─── Material for the task ───
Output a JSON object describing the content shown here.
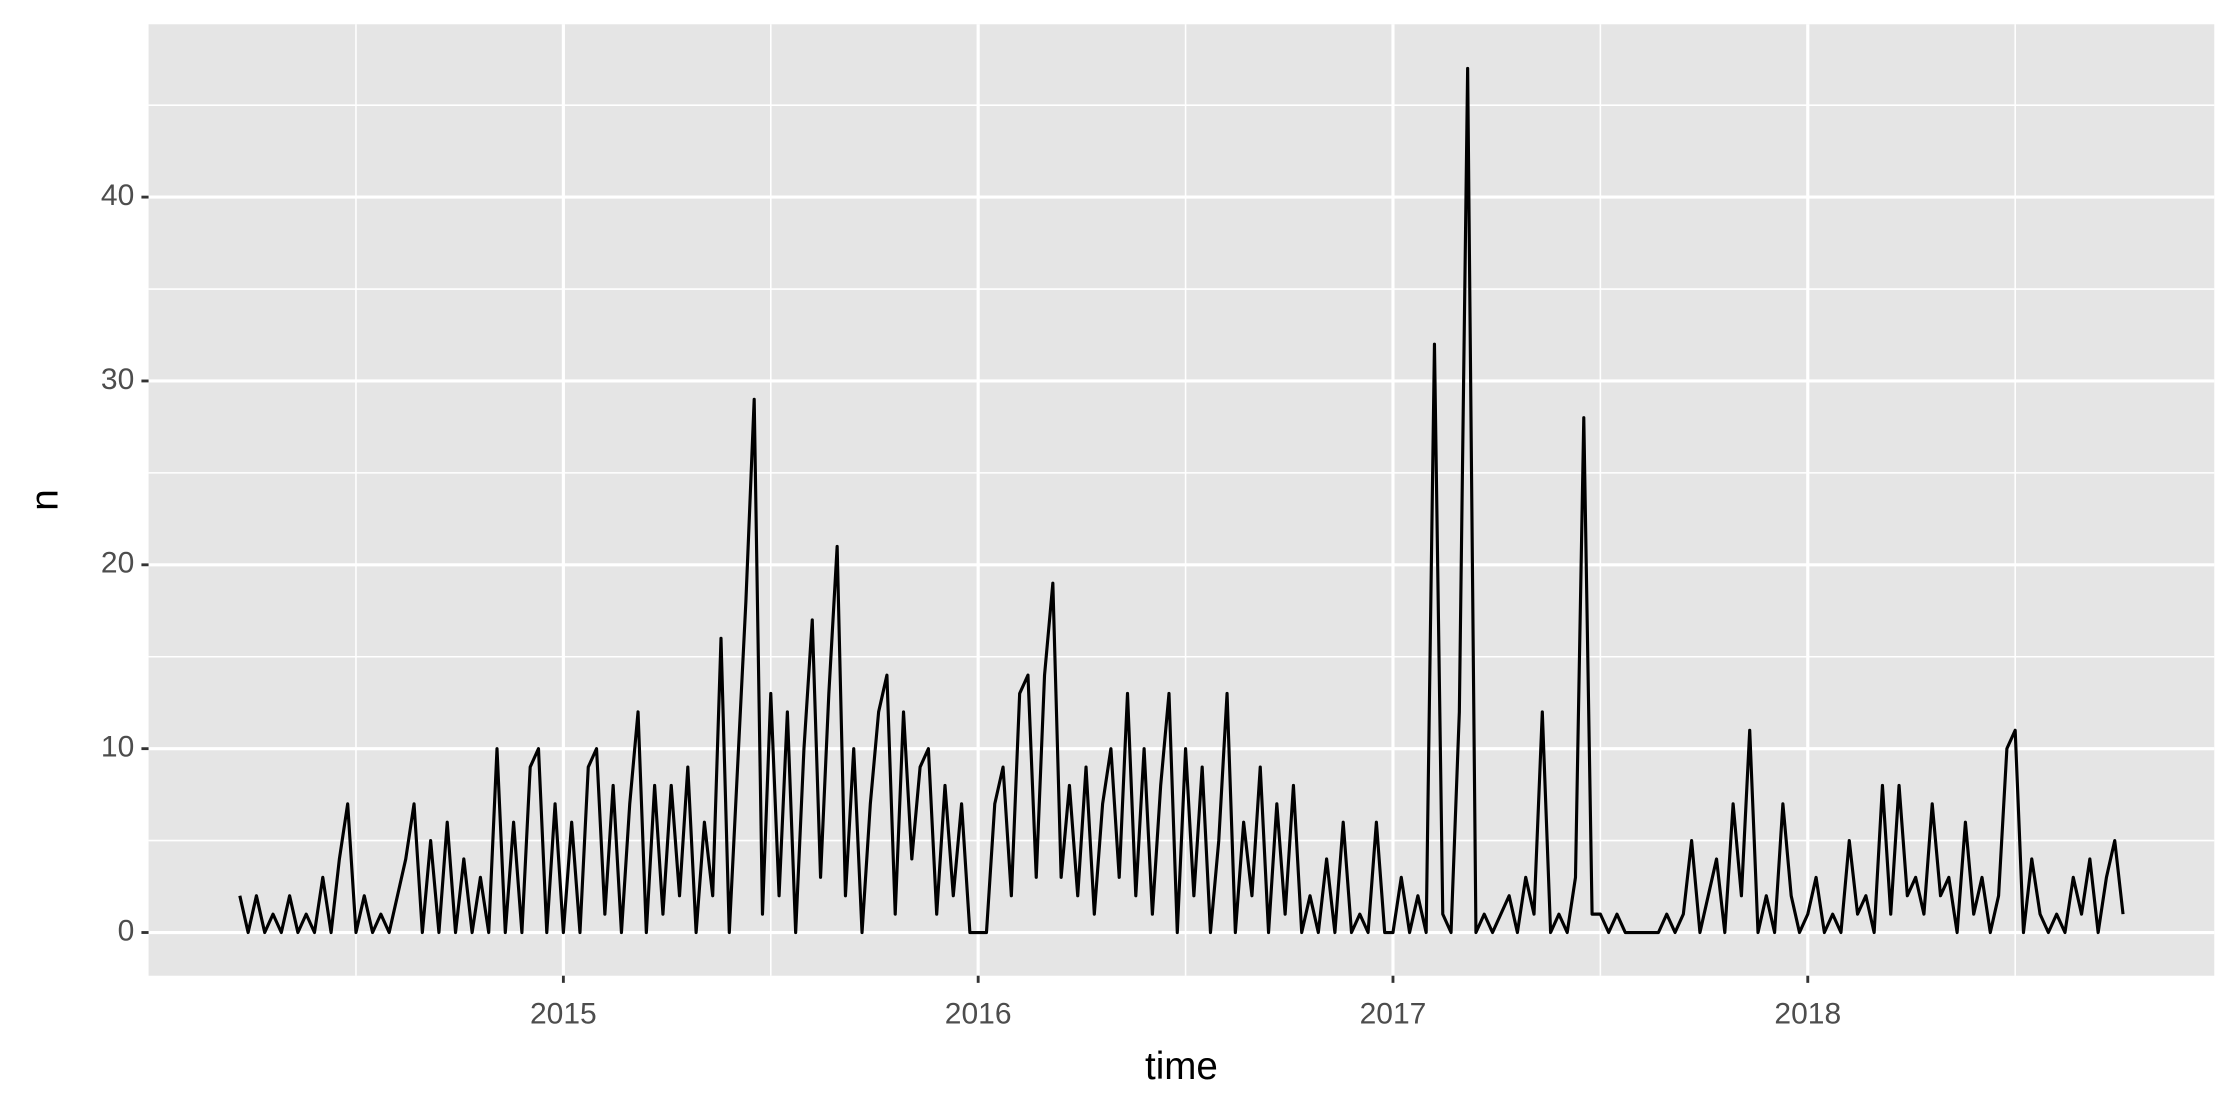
{
  "chart_data": {
    "type": "line",
    "x_label": "time",
    "y_label": "n",
    "color": "#000000",
    "grid": true,
    "xlim": [
      2014.0,
      2018.98
    ],
    "ylim": [
      -2.35,
      49.4
    ],
    "xticks": [
      2015,
      2016,
      2017,
      2018
    ],
    "yticks": [
      0,
      10,
      20,
      30,
      40
    ],
    "xminor": [
      2014.5,
      2015.5,
      2016.5,
      2017.5,
      2018.5
    ],
    "yminor": [
      5,
      15,
      25,
      35,
      45
    ],
    "x": [
      2014.22,
      2014.24,
      2014.26,
      2014.28,
      2014.3,
      2014.32,
      2014.34,
      2014.36,
      2014.38,
      2014.4,
      2014.42,
      2014.44,
      2014.46,
      2014.48,
      2014.5,
      2014.52,
      2014.54,
      2014.56,
      2014.58,
      2014.6,
      2014.62,
      2014.64,
      2014.66,
      2014.68,
      2014.7,
      2014.72,
      2014.74,
      2014.76,
      2014.78,
      2014.8,
      2014.82,
      2014.84,
      2014.86,
      2014.88,
      2014.9,
      2014.92,
      2014.94,
      2014.96,
      2014.98,
      2015.0,
      2015.02,
      2015.04,
      2015.06,
      2015.08,
      2015.1,
      2015.12,
      2015.14,
      2015.16,
      2015.18,
      2015.2,
      2015.22,
      2015.24,
      2015.26,
      2015.28,
      2015.3,
      2015.32,
      2015.34,
      2015.36,
      2015.38,
      2015.4,
      2015.42,
      2015.44,
      2015.46,
      2015.48,
      2015.5,
      2015.52,
      2015.54,
      2015.56,
      2015.58,
      2015.6,
      2015.62,
      2015.64,
      2015.66,
      2015.68,
      2015.7,
      2015.72,
      2015.74,
      2015.76,
      2015.78,
      2015.8,
      2015.82,
      2015.84,
      2015.86,
      2015.88,
      2015.9,
      2015.92,
      2015.94,
      2015.96,
      2015.98,
      2016.0,
      2016.02,
      2016.04,
      2016.06,
      2016.08,
      2016.1,
      2016.12,
      2016.14,
      2016.16,
      2016.18,
      2016.2,
      2016.22,
      2016.24,
      2016.26,
      2016.28,
      2016.3,
      2016.32,
      2016.34,
      2016.36,
      2016.38,
      2016.4,
      2016.42,
      2016.44,
      2016.46,
      2016.48,
      2016.5,
      2016.52,
      2016.54,
      2016.56,
      2016.58,
      2016.6,
      2016.62,
      2016.64,
      2016.66,
      2016.68,
      2016.7,
      2016.72,
      2016.74,
      2016.76,
      2016.78,
      2016.8,
      2016.82,
      2016.84,
      2016.86,
      2016.88,
      2016.9,
      2016.92,
      2016.94,
      2016.96,
      2016.98,
      2017.0,
      2017.02,
      2017.04,
      2017.06,
      2017.08,
      2017.1,
      2017.12,
      2017.14,
      2017.16,
      2017.18,
      2017.2,
      2017.22,
      2017.24,
      2017.26,
      2017.28,
      2017.3,
      2017.32,
      2017.34,
      2017.36,
      2017.38,
      2017.4,
      2017.42,
      2017.44,
      2017.46,
      2017.48,
      2017.5,
      2017.52,
      2017.54,
      2017.56,
      2017.58,
      2017.6,
      2017.62,
      2017.64,
      2017.66,
      2017.68,
      2017.7,
      2017.72,
      2017.74,
      2017.76,
      2017.78,
      2017.8,
      2017.82,
      2017.84,
      2017.86,
      2017.88,
      2017.9,
      2017.92,
      2017.94,
      2017.96,
      2017.98,
      2018.0,
      2018.02,
      2018.04,
      2018.06,
      2018.08,
      2018.1,
      2018.12,
      2018.14,
      2018.16,
      2018.18,
      2018.2,
      2018.22,
      2018.24,
      2018.26,
      2018.28,
      2018.3,
      2018.32,
      2018.34,
      2018.36,
      2018.38,
      2018.4,
      2018.42,
      2018.44,
      2018.46,
      2018.48,
      2018.5,
      2018.52,
      2018.54,
      2018.56,
      2018.58,
      2018.6,
      2018.62,
      2018.64,
      2018.66,
      2018.68,
      2018.7,
      2018.72,
      2018.74,
      2018.76
    ],
    "values": [
      2,
      0,
      2,
      0,
      1,
      0,
      2,
      0,
      1,
      0,
      3,
      0,
      4,
      7,
      0,
      2,
      0,
      1,
      0,
      2,
      4,
      7,
      0,
      5,
      0,
      6,
      0,
      4,
      0,
      3,
      0,
      10,
      0,
      6,
      0,
      9,
      10,
      0,
      7,
      0,
      6,
      0,
      9,
      10,
      1,
      8,
      0,
      7,
      12,
      0,
      8,
      1,
      8,
      2,
      9,
      0,
      6,
      2,
      16,
      0,
      9,
      18,
      29,
      1,
      13,
      2,
      12,
      0,
      10,
      17,
      3,
      13,
      21,
      2,
      10,
      0,
      7,
      12,
      14,
      1,
      12,
      4,
      9,
      10,
      1,
      8,
      2,
      7,
      0,
      0,
      0,
      7,
      9,
      2,
      13,
      14,
      3,
      14,
      19,
      3,
      8,
      2,
      9,
      1,
      7,
      10,
      3,
      13,
      2,
      10,
      1,
      8,
      13,
      0,
      10,
      2,
      9,
      0,
      5,
      13,
      0,
      6,
      2,
      9,
      0,
      7,
      1,
      8,
      0,
      2,
      0,
      4,
      0,
      6,
      0,
      1,
      0,
      6,
      0,
      0,
      3,
      0,
      2,
      0,
      32,
      1,
      0,
      12,
      47,
      0,
      1,
      0,
      1,
      2,
      0,
      3,
      1,
      12,
      0,
      1,
      0,
      3,
      28,
      1,
      1,
      0,
      1,
      0,
      0,
      0,
      0,
      0,
      1,
      0,
      1,
      5,
      0,
      2,
      4,
      0,
      7,
      2,
      11,
      0,
      2,
      0,
      7,
      2,
      0,
      1,
      3,
      0,
      1,
      0,
      5,
      1,
      2,
      0,
      8,
      1,
      8,
      2,
      3,
      1,
      7,
      2,
      3,
      0,
      6,
      1,
      3,
      0,
      2,
      10,
      11,
      0,
      4,
      1,
      0,
      1,
      0,
      3,
      1,
      4,
      0,
      3,
      5,
      1
    ]
  }
}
───
**Directive:** Set down the complete material exactly, but do not include the images.

**Complete answer:**
Output a JSON object describing the content shown here.
{
  "chart_data": {
    "type": "line",
    "x_label": "time",
    "y_label": "n",
    "color": "#000000",
    "grid": true,
    "xlim": [
      2014.0,
      2018.98
    ],
    "ylim": [
      -2.35,
      49.4
    ],
    "xticks": [
      2015,
      2016,
      2017,
      2018
    ],
    "yticks": [
      0,
      10,
      20,
      30,
      40
    ],
    "xminor": [
      2014.5,
      2015.5,
      2016.5,
      2017.5,
      2018.5
    ],
    "yminor": [
      5,
      15,
      25,
      35,
      45
    ],
    "x": [
      2014.22,
      2014.24,
      2014.26,
      2014.28,
      2014.3,
      2014.32,
      2014.34,
      2014.36,
      2014.38,
      2014.4,
      2014.42,
      2014.44,
      2014.46,
      2014.48,
      2014.5,
      2014.52,
      2014.54,
      2014.56,
      2014.58,
      2014.6,
      2014.62,
      2014.64,
      2014.66,
      2014.68,
      2014.7,
      2014.72,
      2014.74,
      2014.76,
      2014.78,
      2014.8,
      2014.82,
      2014.84,
      2014.86,
      2014.88,
      2014.9,
      2014.92,
      2014.94,
      2014.96,
      2014.98,
      2015.0,
      2015.02,
      2015.04,
      2015.06,
      2015.08,
      2015.1,
      2015.12,
      2015.14,
      2015.16,
      2015.18,
      2015.2,
      2015.22,
      2015.24,
      2015.26,
      2015.28,
      2015.3,
      2015.32,
      2015.34,
      2015.36,
      2015.38,
      2015.4,
      2015.42,
      2015.44,
      2015.46,
      2015.48,
      2015.5,
      2015.52,
      2015.54,
      2015.56,
      2015.58,
      2015.6,
      2015.62,
      2015.64,
      2015.66,
      2015.68,
      2015.7,
      2015.72,
      2015.74,
      2015.76,
      2015.78,
      2015.8,
      2015.82,
      2015.84,
      2015.86,
      2015.88,
      2015.9,
      2015.92,
      2015.94,
      2015.96,
      2015.98,
      2016.0,
      2016.02,
      2016.04,
      2016.06,
      2016.08,
      2016.1,
      2016.12,
      2016.14,
      2016.16,
      2016.18,
      2016.2,
      2016.22,
      2016.24,
      2016.26,
      2016.28,
      2016.3,
      2016.32,
      2016.34,
      2016.36,
      2016.38,
      2016.4,
      2016.42,
      2016.44,
      2016.46,
      2016.48,
      2016.5,
      2016.52,
      2016.54,
      2016.56,
      2016.58,
      2016.6,
      2016.62,
      2016.64,
      2016.66,
      2016.68,
      2016.7,
      2016.72,
      2016.74,
      2016.76,
      2016.78,
      2016.8,
      2016.82,
      2016.84,
      2016.86,
      2016.88,
      2016.9,
      2016.92,
      2016.94,
      2016.96,
      2016.98,
      2017.0,
      2017.02,
      2017.04,
      2017.06,
      2017.08,
      2017.1,
      2017.12,
      2017.14,
      2017.16,
      2017.18,
      2017.2,
      2017.22,
      2017.24,
      2017.26,
      2017.28,
      2017.3,
      2017.32,
      2017.34,
      2017.36,
      2017.38,
      2017.4,
      2017.42,
      2017.44,
      2017.46,
      2017.48,
      2017.5,
      2017.52,
      2017.54,
      2017.56,
      2017.58,
      2017.6,
      2017.62,
      2017.64,
      2017.66,
      2017.68,
      2017.7,
      2017.72,
      2017.74,
      2017.76,
      2017.78,
      2017.8,
      2017.82,
      2017.84,
      2017.86,
      2017.88,
      2017.9,
      2017.92,
      2017.94,
      2017.96,
      2017.98,
      2018.0,
      2018.02,
      2018.04,
      2018.06,
      2018.08,
      2018.1,
      2018.12,
      2018.14,
      2018.16,
      2018.18,
      2018.2,
      2018.22,
      2018.24,
      2018.26,
      2018.28,
      2018.3,
      2018.32,
      2018.34,
      2018.36,
      2018.38,
      2018.4,
      2018.42,
      2018.44,
      2018.46,
      2018.48,
      2018.5,
      2018.52,
      2018.54,
      2018.56,
      2018.58,
      2018.6,
      2018.62,
      2018.64,
      2018.66,
      2018.68,
      2018.7,
      2018.72,
      2018.74,
      2018.76
    ],
    "values": [
      2,
      0,
      2,
      0,
      1,
      0,
      2,
      0,
      1,
      0,
      3,
      0,
      4,
      7,
      0,
      2,
      0,
      1,
      0,
      2,
      4,
      7,
      0,
      5,
      0,
      6,
      0,
      4,
      0,
      3,
      0,
      10,
      0,
      6,
      0,
      9,
      10,
      0,
      7,
      0,
      6,
      0,
      9,
      10,
      1,
      8,
      0,
      7,
      12,
      0,
      8,
      1,
      8,
      2,
      9,
      0,
      6,
      2,
      16,
      0,
      9,
      18,
      29,
      1,
      13,
      2,
      12,
      0,
      10,
      17,
      3,
      13,
      21,
      2,
      10,
      0,
      7,
      12,
      14,
      1,
      12,
      4,
      9,
      10,
      1,
      8,
      2,
      7,
      0,
      0,
      0,
      7,
      9,
      2,
      13,
      14,
      3,
      14,
      19,
      3,
      8,
      2,
      9,
      1,
      7,
      10,
      3,
      13,
      2,
      10,
      1,
      8,
      13,
      0,
      10,
      2,
      9,
      0,
      5,
      13,
      0,
      6,
      2,
      9,
      0,
      7,
      1,
      8,
      0,
      2,
      0,
      4,
      0,
      6,
      0,
      1,
      0,
      6,
      0,
      0,
      3,
      0,
      2,
      0,
      32,
      1,
      0,
      12,
      47,
      0,
      1,
      0,
      1,
      2,
      0,
      3,
      1,
      12,
      0,
      1,
      0,
      3,
      28,
      1,
      1,
      0,
      1,
      0,
      0,
      0,
      0,
      0,
      1,
      0,
      1,
      5,
      0,
      2,
      4,
      0,
      7,
      2,
      11,
      0,
      2,
      0,
      7,
      2,
      0,
      1,
      3,
      0,
      1,
      0,
      5,
      1,
      2,
      0,
      8,
      1,
      8,
      2,
      3,
      1,
      7,
      2,
      3,
      0,
      6,
      1,
      3,
      0,
      2,
      10,
      11,
      0,
      4,
      1,
      0,
      1,
      0,
      3,
      1,
      4,
      0,
      3,
      5,
      1
    ]
  }
}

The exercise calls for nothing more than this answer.